Give every entry again, word for word.

### [Data lines]
==========

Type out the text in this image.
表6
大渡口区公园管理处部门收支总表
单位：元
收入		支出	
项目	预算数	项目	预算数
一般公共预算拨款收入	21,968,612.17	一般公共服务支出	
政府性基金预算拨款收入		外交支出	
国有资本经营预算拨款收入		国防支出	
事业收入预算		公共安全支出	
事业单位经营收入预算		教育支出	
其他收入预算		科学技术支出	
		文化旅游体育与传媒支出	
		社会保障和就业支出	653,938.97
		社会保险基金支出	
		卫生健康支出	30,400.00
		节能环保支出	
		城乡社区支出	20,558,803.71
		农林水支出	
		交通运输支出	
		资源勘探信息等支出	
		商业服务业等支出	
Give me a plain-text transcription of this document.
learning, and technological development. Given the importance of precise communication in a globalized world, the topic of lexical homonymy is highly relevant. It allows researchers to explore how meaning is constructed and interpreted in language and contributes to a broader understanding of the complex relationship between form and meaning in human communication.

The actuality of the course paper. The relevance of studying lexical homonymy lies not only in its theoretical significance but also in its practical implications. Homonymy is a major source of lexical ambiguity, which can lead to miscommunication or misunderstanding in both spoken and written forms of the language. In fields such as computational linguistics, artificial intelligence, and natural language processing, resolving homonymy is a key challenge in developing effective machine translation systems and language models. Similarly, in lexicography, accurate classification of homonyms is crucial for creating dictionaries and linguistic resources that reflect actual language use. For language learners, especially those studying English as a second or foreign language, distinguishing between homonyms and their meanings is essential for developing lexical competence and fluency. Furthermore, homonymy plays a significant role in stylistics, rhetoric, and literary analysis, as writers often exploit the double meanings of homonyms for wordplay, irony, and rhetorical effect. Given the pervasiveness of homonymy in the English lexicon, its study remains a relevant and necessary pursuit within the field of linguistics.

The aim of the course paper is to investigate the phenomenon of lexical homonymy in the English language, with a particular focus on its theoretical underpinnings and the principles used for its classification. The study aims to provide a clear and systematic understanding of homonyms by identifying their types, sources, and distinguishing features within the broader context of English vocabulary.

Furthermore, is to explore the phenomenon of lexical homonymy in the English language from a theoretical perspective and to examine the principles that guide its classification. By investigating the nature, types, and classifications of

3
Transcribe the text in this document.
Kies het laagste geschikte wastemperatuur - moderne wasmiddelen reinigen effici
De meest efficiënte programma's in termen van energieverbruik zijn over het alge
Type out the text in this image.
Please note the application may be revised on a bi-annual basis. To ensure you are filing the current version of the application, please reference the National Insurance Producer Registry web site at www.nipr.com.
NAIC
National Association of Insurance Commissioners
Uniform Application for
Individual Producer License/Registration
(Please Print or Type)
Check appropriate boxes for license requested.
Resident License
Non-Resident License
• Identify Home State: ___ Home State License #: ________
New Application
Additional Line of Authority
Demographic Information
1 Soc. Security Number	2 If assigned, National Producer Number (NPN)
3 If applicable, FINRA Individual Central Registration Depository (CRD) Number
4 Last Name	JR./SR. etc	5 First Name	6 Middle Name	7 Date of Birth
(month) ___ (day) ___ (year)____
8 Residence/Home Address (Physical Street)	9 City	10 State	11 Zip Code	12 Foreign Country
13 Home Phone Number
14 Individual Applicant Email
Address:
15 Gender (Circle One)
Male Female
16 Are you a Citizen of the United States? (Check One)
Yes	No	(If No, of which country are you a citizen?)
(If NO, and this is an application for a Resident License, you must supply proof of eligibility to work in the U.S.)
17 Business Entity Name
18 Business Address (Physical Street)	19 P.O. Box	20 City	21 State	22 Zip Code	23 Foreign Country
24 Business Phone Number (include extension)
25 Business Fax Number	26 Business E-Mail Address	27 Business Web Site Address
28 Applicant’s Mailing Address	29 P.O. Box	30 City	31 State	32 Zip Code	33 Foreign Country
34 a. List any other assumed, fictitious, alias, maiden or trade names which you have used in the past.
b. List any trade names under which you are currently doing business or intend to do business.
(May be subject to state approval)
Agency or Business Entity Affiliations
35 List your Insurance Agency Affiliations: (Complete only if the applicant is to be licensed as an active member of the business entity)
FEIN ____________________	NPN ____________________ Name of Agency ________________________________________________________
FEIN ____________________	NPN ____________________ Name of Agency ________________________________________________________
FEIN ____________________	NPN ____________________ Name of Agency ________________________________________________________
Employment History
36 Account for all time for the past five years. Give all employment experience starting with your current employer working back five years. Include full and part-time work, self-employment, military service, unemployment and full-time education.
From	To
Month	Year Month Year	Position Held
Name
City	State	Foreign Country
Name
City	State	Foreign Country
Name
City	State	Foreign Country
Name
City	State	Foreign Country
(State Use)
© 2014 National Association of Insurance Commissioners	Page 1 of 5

==========

### [Answer in full]
Type out the text in this image.
表6
大渡口区公园管理处部门收支总表
单位：元
收入		支出	
项目	预算数	项目	预算数
一般公共预算拨款收入	21,968,612.17	一般公共服务支出	
政府性基金预算拨款收入		外交支出	
国有资本经营预算拨款收入		国防支出	
事业收入预算		公共安全支出	
事业单位经营收入预算		教育支出	
其他收入预算		科学技术支出	
		文化旅游体育与传媒支出	
		社会保障和就业支出	653,938.97
		社会保险基金支出	
		卫生健康支出	30,400.00
		节能环保支出	
		城乡社区支出	20,558,803.71
		农林水支出	
		交通运输支出	
		资源勘探信息等支出	
		商业服务业等支出	
Give me a plain-text transcription of this document.
learning, and technological development. Given the importance of precise communication in a globalized world, the topic of lexical homonymy is highly relevant. It allows researchers to explore how meaning is constructed and interpreted in language and contributes to a broader understanding of the complex relationship between form and meaning in human communication.

The actuality of the course paper. The relevance of studying lexical homonymy lies not only in its theoretical significance but also in its practical implications. Homonymy is a major source of lexical ambiguity, which can lead to miscommunication or misunderstanding in both spoken and written forms of the language. In fields such as computational linguistics, artificial intelligence, and natural language processing, resolving homonymy is a key challenge in developing effective machine translation systems and language models. Similarly, in lexicography, accurate classification of homonyms is crucial for creating dictionaries and linguistic resources that reflect actual language use. For language learners, especially those studying English as a second or foreign language, distinguishing between homonyms and their meanings is essential for developing lexical competence and fluency. Furthermore, homonymy plays a significant role in stylistics, rhetoric, and literary analysis, as writers often exploit the double meanings of homonyms for wordplay, irony, and rhetorical effect. Given the pervasiveness of homonymy in the English lexicon, its study remains a relevant and necessary pursuit within the field of linguistics.

The aim of the course paper is to investigate the phenomenon of lexical homonymy in the English language, with a particular focus on its theoretical underpinnings and the principles used for its classification. The study aims to provide a clear and systematic understanding of homonyms by identifying their types, sources, and distinguishing features within the broader context of English vocabulary.

Furthermore, is to explore the phenomenon of lexical homonymy in the English language from a theoretical perspective and to examine the principles that guide its classification. By investigating the nature, types, and classifications of

3
Transcribe the text in this document.
Kies het laagste geschikte wastemperatuur - moderne wasmiddelen reinigen effici
De meest efficiënte programma's in termen van energieverbruik zijn over het alge
Type out the text in this image.
Please note the application may be revised on a bi-annual basis. To ensure you are filing the current version of the application, please reference the National Insurance Producer Registry web site at www.nipr.com.
NAIC
National Association of Insurance Commissioners
Uniform Application for
Individual Producer License/Registration
(Please Print or Type)
Check appropriate boxes for license requested.
Resident License
Non-Resident License
• Identify Home State: ___ Home State License #: ________
New Application
Additional Line of Authority
Demographic Information
1 Soc. Security Number	2 If assigned, National Producer Number (NPN)
3 If applicable, FINRA Individual Central Registration Depository (CRD) Number
4 Last Name	JR./SR. etc	5 First Name	6 Middle Name	7 Date of Birth
(month) ___ (day) ___ (year)____
8 Residence/Home Address (Physical Street)	9 City	10 State	11 Zip Code	12 Foreign Country
13 Home Phone Number
14 Individual Applicant Email
Address:
15 Gender (Circle One)
Male Female
16 Are you a Citizen of the United States? (Check One)
Yes	No	(If No, of which country are you a citizen?)
(If NO, and this is an application for a Resident License, you must supply proof of eligibility to work in the U.S.)
17 Business Entity Name
18 Business Address (Physical Street)	19 P.O. Box	20 City	21 State	22 Zip Code	23 Foreign Country
24 Business Phone Number (include extension)
25 Business Fax Number	26 Business E-Mail Address	27 Business Web Site Address
28 Applicant’s Mailing Address	29 P.O. Box	30 City	31 State	32 Zip Code	33 Foreign Country
34 a. List any other assumed, fictitious, alias, maiden or trade names which you have used in the past.
b. List any trade names under which you are currently doing business or intend to do business.
(May be subject to state approval)
Agency or Business Entity Affiliations
35 List your Insurance Agency Affiliations: (Complete only if the applicant is to be licensed as an active member of the business entity)
FEIN ____________________	NPN ____________________ Name of Agency ________________________________________________________
FEIN ____________________	NPN ____________________ Name of Agency ________________________________________________________
FEIN ____________________	NPN ____________________ Name of Agency ________________________________________________________
Employment History
36 Account for all time for the past five years. Give all employment experience starting with your current employer working back five years. Include full and part-time work, self-employment, military service, unemployment and full-time education.
From	To
Month	Year Month Year	Position Held
Name
City	State	Foreign Country
Name
City	State	Foreign Country
Name
City	State	Foreign Country
Name
City	State	Foreign Country
(State Use)
© 2014 National Association of Insurance Commissioners	Page 1 of 5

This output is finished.